[Entries with figure data]
[Start]
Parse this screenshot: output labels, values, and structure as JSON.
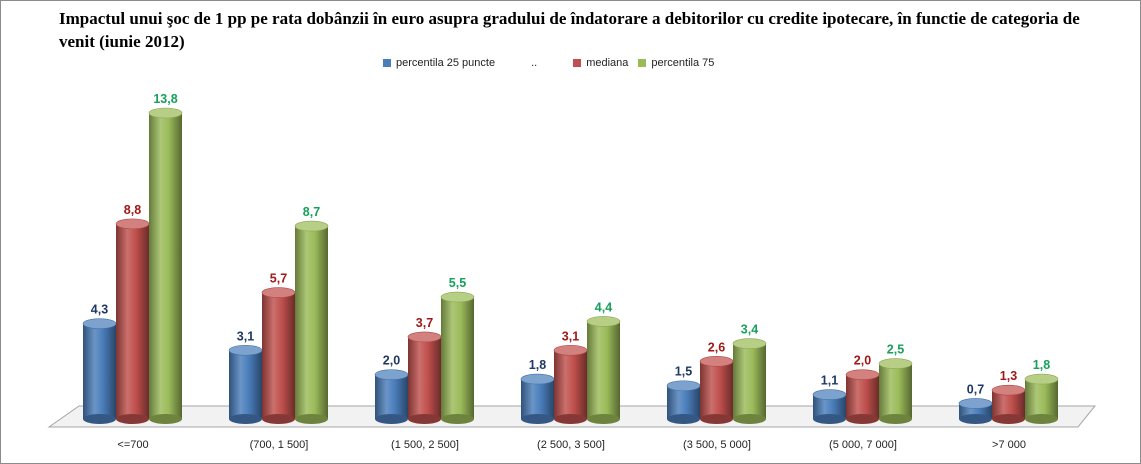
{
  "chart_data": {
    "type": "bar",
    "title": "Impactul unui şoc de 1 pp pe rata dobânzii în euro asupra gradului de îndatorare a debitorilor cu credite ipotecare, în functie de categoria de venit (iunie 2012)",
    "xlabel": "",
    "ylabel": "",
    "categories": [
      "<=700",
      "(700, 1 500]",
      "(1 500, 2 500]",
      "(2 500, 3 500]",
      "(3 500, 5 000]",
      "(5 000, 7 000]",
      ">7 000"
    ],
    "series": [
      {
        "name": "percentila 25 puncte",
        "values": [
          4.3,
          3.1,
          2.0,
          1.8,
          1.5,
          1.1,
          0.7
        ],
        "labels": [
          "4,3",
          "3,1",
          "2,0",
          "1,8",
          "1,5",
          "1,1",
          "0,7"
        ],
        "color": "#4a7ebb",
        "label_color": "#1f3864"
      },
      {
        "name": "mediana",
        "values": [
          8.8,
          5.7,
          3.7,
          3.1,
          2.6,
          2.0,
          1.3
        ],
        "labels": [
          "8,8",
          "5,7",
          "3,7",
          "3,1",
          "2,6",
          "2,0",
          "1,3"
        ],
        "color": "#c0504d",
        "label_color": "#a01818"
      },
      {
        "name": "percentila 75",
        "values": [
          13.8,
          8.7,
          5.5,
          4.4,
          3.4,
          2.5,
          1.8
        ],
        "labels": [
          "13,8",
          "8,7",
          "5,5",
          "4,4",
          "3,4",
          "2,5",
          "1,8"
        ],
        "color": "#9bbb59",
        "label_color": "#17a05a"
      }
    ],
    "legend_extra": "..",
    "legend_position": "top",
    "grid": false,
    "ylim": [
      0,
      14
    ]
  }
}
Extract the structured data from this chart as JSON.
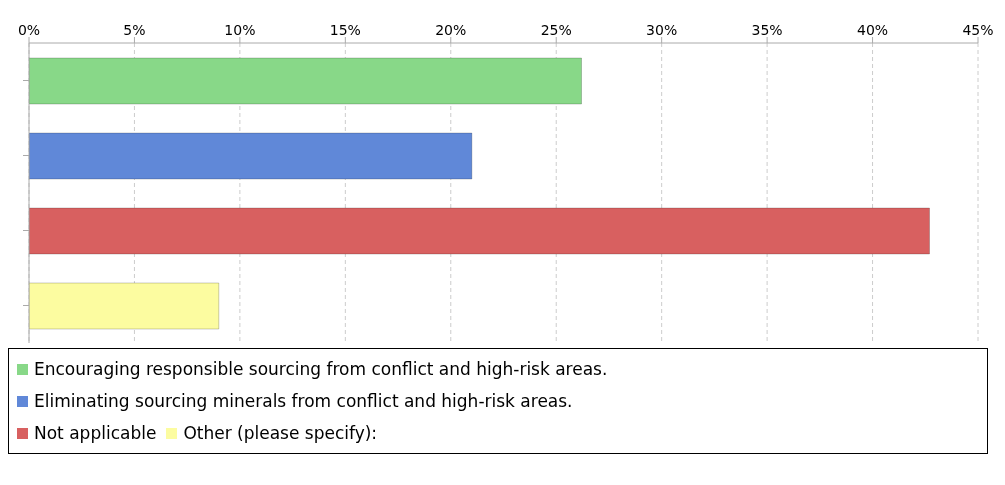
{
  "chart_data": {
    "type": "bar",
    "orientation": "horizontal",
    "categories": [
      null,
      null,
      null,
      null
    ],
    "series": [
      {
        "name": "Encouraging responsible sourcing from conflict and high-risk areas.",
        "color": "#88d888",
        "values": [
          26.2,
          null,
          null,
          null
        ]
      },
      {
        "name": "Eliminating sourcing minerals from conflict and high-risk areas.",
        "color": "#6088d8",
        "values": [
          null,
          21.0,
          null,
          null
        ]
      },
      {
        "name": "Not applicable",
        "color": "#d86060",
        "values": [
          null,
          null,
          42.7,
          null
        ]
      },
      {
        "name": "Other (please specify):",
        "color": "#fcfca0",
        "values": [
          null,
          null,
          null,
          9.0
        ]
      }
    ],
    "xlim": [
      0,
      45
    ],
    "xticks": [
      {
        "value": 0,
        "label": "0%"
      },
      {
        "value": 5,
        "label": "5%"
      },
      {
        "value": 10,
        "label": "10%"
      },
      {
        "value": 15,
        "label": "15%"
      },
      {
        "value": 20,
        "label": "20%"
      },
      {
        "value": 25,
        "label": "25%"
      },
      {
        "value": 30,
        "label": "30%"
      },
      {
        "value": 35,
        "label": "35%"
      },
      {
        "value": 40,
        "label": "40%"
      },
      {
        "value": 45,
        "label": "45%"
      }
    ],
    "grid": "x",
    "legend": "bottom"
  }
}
[End]
Which lines hold the word "from"? Copy every one of them.

> Full response:
Extract the structured data from this chart as JSON.
        "name": "Encouraging responsible sourcing from conflict and high-risk areas.",
        "name": "Eliminating sourcing minerals from conflict and high-risk areas.",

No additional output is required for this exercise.